- **EXERCISE**
Can you repeat the items word for word, starting with the first one and going on through the line that contains "destination-label[interactable]: 금오공과대학교 (412, 38, 652, 70)", and stop there?

- **MATERIAL SUPPLIED**
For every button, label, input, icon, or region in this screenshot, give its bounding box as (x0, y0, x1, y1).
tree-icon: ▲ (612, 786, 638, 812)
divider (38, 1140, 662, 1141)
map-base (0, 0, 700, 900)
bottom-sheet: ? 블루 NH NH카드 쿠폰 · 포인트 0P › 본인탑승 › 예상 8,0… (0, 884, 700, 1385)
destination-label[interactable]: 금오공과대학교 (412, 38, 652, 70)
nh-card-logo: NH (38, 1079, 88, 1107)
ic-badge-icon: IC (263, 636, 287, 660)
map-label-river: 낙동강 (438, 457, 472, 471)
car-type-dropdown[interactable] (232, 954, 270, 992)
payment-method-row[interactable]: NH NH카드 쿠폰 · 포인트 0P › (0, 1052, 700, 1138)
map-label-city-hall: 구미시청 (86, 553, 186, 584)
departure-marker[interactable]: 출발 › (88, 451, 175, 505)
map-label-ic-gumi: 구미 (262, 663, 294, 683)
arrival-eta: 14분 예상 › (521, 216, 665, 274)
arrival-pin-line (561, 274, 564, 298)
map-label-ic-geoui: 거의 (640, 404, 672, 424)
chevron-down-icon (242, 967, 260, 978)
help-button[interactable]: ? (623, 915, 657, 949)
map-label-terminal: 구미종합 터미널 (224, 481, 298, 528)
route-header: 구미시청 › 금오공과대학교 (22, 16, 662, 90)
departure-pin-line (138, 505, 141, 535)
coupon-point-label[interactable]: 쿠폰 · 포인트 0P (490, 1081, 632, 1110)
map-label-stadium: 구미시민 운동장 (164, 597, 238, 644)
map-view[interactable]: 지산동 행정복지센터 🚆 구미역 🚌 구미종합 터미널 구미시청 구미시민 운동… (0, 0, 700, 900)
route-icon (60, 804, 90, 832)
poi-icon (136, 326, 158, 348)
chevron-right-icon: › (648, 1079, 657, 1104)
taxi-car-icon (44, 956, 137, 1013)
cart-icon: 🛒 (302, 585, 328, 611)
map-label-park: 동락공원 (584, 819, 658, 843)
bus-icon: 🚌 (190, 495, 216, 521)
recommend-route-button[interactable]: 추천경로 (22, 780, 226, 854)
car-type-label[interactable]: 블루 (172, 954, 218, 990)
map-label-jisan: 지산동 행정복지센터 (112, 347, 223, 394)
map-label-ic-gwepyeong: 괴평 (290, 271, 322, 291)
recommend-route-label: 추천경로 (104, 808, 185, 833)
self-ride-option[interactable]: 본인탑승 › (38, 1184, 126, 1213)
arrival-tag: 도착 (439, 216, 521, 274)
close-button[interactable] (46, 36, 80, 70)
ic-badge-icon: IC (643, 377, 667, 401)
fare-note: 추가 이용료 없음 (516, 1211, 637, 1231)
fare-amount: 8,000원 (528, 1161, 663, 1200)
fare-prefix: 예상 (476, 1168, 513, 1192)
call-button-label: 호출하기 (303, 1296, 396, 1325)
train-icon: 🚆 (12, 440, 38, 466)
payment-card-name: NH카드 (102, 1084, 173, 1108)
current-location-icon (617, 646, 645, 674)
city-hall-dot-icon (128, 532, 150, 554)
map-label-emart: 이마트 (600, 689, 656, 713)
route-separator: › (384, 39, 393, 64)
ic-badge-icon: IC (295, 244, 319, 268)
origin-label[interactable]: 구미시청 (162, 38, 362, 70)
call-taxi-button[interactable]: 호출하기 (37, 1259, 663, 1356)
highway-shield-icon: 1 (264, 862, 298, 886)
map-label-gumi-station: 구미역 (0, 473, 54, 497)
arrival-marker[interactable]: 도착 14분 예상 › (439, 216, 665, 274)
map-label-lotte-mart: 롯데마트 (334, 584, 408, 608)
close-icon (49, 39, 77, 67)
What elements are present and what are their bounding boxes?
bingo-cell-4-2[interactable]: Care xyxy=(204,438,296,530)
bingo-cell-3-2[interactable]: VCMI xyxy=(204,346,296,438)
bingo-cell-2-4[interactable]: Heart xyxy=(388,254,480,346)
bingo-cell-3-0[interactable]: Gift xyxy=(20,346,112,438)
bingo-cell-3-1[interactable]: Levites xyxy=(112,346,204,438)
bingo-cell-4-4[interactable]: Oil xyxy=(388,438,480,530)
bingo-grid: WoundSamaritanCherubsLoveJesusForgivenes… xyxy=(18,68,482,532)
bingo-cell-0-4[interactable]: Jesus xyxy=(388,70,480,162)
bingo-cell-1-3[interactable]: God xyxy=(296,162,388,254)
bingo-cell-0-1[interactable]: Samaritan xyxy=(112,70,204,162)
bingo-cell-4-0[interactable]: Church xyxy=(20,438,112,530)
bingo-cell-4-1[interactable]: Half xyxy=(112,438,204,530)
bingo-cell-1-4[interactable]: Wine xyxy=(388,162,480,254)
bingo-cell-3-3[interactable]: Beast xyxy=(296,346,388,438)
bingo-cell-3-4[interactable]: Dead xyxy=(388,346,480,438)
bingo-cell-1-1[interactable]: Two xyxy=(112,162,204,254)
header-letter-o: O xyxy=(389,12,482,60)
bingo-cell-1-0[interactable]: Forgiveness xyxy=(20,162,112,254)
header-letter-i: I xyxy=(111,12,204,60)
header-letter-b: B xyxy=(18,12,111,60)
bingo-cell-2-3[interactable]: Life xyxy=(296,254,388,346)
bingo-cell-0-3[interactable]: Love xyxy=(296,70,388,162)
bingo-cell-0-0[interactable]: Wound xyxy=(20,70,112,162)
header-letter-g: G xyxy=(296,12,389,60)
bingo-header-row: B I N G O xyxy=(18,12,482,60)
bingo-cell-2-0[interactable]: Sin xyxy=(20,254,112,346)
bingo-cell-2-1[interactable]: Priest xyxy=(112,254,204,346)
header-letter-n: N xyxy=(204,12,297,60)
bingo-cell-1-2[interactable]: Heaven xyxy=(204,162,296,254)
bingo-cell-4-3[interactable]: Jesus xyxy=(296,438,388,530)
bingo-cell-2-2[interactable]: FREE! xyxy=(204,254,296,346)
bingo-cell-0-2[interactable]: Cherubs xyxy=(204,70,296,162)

- **ANSWER FOR THIS EXERCISE**
For every button, label, input, icon, or region in this screenshot, give its bounding box as (x0, y0, x1, y1).
tree-icon: ▲ (612, 786, 638, 812)
divider (38, 1140, 662, 1141)
map-base (0, 0, 700, 900)
bottom-sheet: ? 블루 NH NH카드 쿠폰 · 포인트 0P › 본인탑승 › 예상 8,0… (0, 884, 700, 1385)
destination-label[interactable]: 금오공과대학교 (412, 38, 652, 70)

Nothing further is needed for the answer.